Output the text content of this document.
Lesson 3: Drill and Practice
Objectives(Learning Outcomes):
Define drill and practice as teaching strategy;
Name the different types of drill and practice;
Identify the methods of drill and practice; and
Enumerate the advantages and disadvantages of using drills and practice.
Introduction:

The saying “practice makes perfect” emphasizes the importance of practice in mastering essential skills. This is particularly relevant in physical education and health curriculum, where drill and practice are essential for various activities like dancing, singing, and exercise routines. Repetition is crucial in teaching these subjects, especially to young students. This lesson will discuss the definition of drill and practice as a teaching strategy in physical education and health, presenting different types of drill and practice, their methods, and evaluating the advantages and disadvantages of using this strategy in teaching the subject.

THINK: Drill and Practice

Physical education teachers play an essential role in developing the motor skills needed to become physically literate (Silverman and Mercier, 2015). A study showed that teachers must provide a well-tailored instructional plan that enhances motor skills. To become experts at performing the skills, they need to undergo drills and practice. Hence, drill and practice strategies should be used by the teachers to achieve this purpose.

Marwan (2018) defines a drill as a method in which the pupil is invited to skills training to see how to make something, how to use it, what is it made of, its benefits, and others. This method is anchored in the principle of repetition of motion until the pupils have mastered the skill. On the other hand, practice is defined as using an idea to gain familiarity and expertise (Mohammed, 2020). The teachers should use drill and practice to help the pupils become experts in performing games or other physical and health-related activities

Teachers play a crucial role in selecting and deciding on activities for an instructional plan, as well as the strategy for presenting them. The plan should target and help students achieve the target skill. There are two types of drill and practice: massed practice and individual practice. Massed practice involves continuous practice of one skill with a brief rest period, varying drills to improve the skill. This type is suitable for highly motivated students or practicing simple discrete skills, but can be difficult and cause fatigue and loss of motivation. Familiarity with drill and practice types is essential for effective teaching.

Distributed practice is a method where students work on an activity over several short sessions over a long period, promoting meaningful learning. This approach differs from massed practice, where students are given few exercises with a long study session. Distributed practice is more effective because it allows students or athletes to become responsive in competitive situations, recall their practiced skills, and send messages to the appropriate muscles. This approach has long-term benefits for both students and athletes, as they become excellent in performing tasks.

________

Write out every record verbatim.

◆ The answer
Output the text content of this document.
Lesson 3: Drill and Practice
Objectives(Learning Outcomes):
Define drill and practice as teaching strategy;
Name the different types of drill and practice;
Identify the methods of drill and practice; and
Enumerate the advantages and disadvantages of using drills and practice.
Introduction:

The saying “practice makes perfect” emphasizes the importance of practice in mastering essential skills. This is particularly relevant in physical education and health curriculum, where drill and practice are essential for various activities like dancing, singing, and exercise routines. Repetition is crucial in teaching these subjects, especially to young students. This lesson will discuss the definition of drill and practice as a teaching strategy in physical education and health, presenting different types of drill and practice, their methods, and evaluating the advantages and disadvantages of using this strategy in teaching the subject.

THINK: Drill and Practice

Physical education teachers play an essential role in developing the motor skills needed to become physically literate (Silverman and Mercier, 2015). A study showed that teachers must provide a well-tailored instructional plan that enhances motor skills. To become experts at performing the skills, they need to undergo drills and practice. Hence, drill and practice strategies should be used by the teachers to achieve this purpose.

Marwan (2018) defines a drill as a method in which the pupil is invited to skills training to see how to make something, how to use it, what is it made of, its benefits, and others. This method is anchored in the principle of repetition of motion until the pupils have mastered the skill. On the other hand, practice is defined as using an idea to gain familiarity and expertise (Mohammed, 2020). The teachers should use drill and practice to help the pupils become experts in performing games or other physical and health-related activities

Teachers play a crucial role in selecting and deciding on activities for an instructional plan, as well as the strategy for presenting them. The plan should target and help students achieve the target skill. There are two types of drill and practice: massed practice and individual practice. Massed practice involves continuous practice of one skill with a brief rest period, varying drills to improve the skill. This type is suitable for highly motivated students or practicing simple discrete skills, but can be difficult and cause fatigue and loss of motivation. Familiarity with drill and practice types is essential for effective teaching.

Distributed practice is a method where students work on an activity over several short sessions over a long period, promoting meaningful learning. This approach differs from massed practice, where students are given few exercises with a long study session. Distributed practice is more effective because it allows students or athletes to become responsive in competitive situations, recall their practiced skills, and send messages to the appropriate muscles. This approach has long-term benefits for both students and athletes, as they become excellent in performing tasks.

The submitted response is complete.